---------- The data ----------
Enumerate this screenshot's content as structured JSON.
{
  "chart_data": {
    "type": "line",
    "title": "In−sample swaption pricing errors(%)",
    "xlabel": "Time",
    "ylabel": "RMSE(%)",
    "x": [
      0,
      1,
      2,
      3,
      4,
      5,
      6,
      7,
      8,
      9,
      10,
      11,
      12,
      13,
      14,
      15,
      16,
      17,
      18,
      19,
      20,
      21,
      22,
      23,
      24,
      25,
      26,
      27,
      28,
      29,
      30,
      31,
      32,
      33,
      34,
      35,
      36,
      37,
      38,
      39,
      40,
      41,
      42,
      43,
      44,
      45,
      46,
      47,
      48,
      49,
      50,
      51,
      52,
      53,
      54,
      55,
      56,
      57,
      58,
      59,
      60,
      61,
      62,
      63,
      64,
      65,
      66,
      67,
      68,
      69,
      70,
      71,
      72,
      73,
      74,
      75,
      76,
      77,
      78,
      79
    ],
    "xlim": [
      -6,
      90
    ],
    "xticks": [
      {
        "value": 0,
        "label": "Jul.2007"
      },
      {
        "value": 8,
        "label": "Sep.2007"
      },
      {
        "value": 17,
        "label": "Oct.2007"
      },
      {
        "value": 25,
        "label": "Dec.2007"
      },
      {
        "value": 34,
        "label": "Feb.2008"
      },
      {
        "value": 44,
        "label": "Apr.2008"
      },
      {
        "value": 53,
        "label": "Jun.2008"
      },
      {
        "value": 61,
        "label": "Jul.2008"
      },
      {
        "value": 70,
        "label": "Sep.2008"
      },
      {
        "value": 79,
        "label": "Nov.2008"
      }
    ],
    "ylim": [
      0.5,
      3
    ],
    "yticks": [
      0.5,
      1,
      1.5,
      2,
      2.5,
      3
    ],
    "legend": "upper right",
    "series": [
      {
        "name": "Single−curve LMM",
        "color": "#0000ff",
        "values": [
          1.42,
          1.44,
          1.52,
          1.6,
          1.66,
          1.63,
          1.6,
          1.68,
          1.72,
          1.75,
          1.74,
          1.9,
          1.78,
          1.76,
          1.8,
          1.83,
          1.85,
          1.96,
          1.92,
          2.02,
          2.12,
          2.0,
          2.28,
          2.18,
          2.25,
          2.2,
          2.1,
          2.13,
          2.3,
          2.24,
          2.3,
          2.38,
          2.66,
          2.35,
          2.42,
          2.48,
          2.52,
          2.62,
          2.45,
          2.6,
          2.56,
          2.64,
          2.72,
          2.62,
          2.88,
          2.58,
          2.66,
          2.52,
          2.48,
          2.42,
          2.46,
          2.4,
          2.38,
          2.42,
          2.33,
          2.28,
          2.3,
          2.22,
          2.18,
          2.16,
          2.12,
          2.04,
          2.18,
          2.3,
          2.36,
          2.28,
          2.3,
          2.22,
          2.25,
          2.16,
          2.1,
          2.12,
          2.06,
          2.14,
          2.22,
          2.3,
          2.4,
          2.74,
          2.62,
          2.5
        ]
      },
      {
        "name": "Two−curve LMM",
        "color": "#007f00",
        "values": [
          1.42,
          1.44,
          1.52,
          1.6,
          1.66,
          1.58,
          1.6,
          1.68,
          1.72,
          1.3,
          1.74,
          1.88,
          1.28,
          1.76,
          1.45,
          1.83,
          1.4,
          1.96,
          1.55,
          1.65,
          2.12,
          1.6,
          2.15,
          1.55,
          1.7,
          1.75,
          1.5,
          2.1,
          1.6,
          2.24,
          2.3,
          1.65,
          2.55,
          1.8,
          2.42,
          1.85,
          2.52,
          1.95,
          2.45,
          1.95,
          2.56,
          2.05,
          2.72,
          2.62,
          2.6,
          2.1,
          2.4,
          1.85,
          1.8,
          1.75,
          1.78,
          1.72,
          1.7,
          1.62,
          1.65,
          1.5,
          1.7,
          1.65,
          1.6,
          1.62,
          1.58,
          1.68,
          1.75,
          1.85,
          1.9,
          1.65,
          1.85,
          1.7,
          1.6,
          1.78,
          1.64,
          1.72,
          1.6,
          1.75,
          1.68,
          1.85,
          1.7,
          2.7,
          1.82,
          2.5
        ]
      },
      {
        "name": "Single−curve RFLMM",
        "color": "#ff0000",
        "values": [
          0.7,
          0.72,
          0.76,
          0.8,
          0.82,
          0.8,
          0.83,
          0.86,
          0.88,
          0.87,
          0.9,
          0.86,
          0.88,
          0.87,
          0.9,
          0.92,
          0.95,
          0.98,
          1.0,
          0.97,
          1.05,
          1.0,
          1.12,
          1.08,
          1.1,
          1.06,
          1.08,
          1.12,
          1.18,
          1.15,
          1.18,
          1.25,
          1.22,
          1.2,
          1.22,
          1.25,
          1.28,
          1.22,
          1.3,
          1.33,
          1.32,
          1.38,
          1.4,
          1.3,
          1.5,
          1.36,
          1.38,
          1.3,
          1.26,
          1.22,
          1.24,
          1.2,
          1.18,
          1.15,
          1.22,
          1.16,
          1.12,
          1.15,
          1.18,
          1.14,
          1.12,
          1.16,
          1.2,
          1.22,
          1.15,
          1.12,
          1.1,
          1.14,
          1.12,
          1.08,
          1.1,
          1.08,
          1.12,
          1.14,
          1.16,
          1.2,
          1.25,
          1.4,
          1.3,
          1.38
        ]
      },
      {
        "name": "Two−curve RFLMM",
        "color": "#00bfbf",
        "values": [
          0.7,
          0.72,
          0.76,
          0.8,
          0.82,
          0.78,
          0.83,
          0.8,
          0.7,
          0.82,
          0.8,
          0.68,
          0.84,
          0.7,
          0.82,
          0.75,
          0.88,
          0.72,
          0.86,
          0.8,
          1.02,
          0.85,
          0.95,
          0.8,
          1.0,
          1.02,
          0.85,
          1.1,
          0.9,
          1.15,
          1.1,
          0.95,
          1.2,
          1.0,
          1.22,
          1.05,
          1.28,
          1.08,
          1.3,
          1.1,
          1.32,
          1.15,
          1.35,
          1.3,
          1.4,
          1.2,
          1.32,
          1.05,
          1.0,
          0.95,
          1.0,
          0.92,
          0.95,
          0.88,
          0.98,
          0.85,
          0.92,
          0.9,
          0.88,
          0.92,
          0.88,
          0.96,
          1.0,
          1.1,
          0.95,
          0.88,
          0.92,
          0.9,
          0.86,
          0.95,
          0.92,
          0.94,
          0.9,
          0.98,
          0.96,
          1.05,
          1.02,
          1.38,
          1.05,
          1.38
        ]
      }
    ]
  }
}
----------
| What is asked |
Copy every line in the records above that contains the word "curve".

| Exercise solution |
        "name": "Single−curve LMM",
        "name": "Two−curve LMM",
        "name": "Single−curve RFLMM",
        "name": "Two−curve RFLMM",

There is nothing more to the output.